:: WHAT YOU WILL DO ::
Count how many lines of the data below contain the string "this"; the reply should be that number alone.

:: GIVEN DATA ::
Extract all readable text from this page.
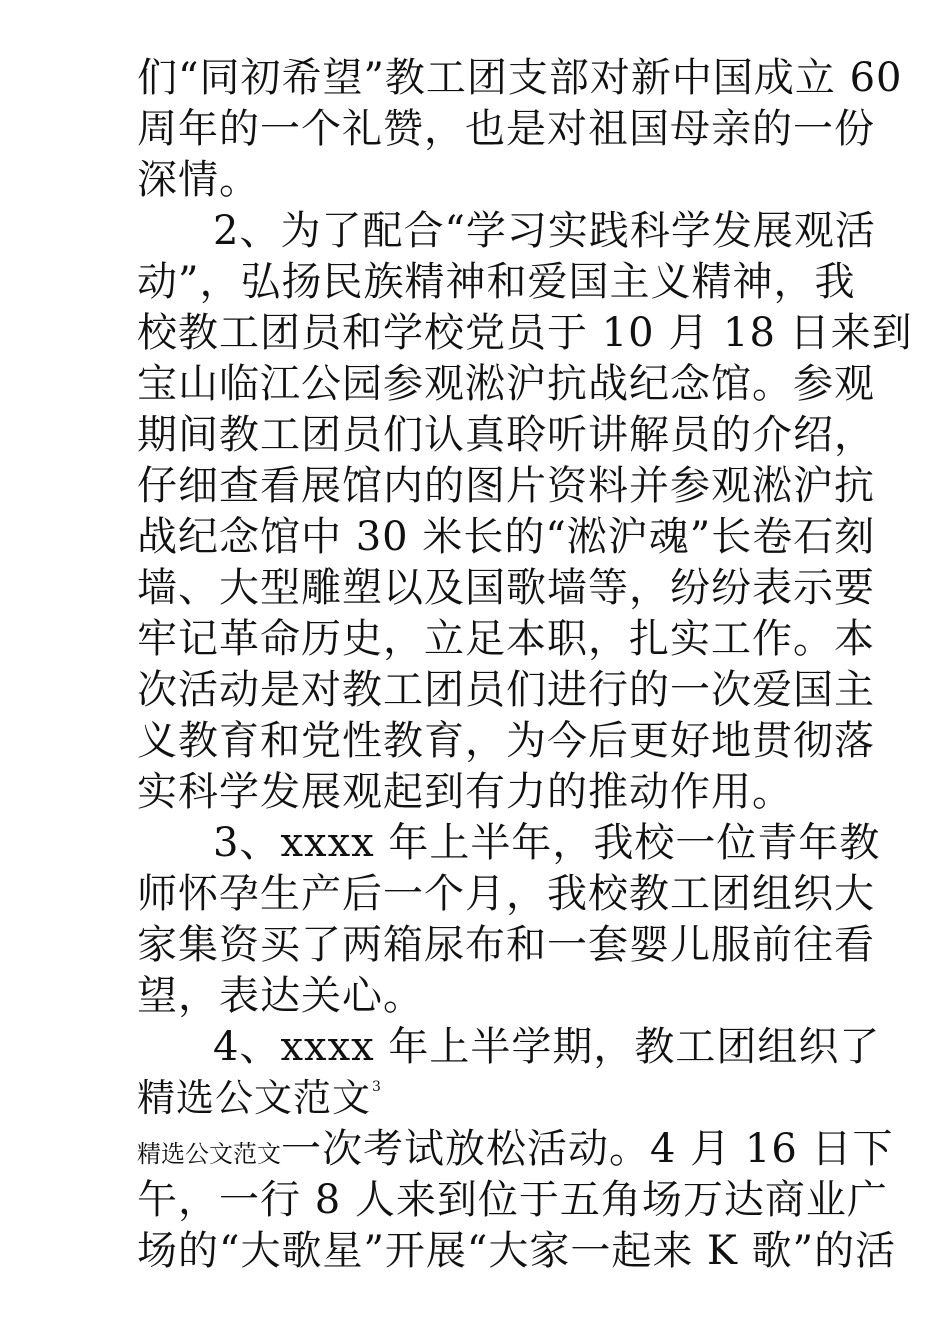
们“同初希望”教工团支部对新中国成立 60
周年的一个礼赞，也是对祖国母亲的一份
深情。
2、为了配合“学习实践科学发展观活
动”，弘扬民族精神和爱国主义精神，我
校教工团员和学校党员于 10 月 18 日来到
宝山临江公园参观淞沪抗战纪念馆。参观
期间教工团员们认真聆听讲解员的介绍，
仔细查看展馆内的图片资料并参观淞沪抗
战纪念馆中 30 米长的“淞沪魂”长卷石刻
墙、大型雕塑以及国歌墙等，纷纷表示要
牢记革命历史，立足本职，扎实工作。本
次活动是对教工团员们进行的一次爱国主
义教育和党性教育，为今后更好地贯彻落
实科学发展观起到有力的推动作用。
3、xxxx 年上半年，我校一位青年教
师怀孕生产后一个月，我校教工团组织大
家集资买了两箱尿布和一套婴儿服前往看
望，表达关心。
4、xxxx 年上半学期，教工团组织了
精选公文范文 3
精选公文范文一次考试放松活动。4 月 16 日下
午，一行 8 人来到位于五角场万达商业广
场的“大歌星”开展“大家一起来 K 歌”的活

---

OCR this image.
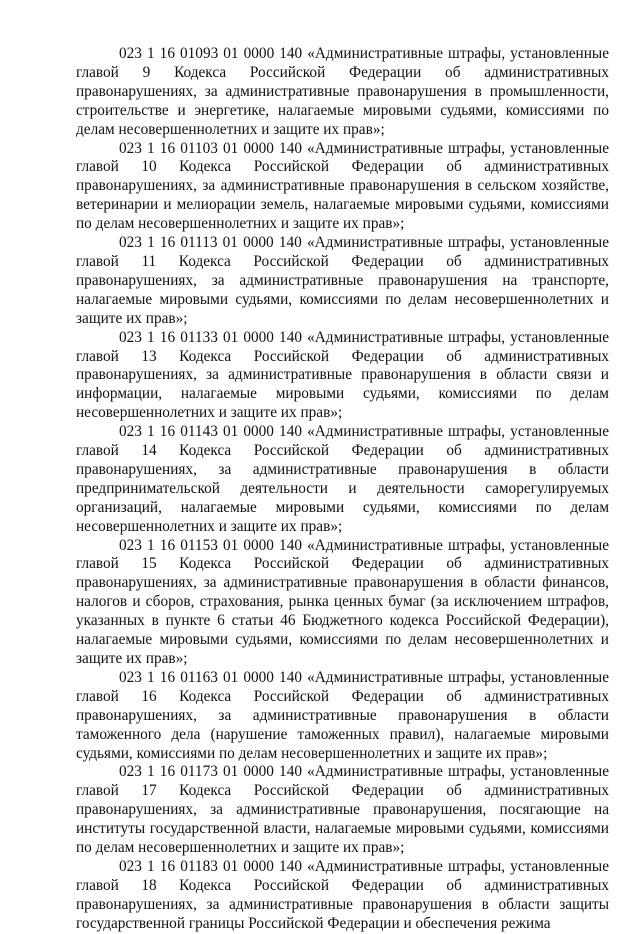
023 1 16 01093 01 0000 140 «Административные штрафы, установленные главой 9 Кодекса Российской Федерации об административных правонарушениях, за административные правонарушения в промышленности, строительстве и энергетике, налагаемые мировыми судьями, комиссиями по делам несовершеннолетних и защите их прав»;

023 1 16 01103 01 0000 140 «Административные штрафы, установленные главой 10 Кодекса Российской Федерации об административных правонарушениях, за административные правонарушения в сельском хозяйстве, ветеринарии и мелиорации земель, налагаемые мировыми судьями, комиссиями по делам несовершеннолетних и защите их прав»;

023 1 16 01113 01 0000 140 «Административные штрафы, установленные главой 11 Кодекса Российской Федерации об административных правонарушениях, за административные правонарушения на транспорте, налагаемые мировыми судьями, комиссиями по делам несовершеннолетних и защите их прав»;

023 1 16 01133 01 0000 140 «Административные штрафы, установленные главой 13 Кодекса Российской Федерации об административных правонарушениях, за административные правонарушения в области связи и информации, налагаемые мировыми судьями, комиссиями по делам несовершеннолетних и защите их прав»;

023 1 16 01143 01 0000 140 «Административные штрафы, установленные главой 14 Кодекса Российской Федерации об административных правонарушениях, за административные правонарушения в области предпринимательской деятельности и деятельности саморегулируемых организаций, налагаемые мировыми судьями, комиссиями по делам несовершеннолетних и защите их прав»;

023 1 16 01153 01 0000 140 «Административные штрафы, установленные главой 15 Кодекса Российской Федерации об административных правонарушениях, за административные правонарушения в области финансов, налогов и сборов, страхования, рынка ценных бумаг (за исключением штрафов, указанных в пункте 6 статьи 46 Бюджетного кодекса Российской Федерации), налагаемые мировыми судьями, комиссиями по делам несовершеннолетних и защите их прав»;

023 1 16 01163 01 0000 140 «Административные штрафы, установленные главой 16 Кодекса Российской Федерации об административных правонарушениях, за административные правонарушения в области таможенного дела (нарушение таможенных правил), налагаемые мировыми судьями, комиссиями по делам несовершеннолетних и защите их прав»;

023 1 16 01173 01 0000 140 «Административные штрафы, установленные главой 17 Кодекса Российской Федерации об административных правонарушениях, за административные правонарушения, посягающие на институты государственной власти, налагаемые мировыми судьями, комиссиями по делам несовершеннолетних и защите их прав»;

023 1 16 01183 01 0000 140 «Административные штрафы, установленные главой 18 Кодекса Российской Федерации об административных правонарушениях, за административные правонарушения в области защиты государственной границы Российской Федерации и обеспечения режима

:: RESPONSE TO THE EXERCISE ::
2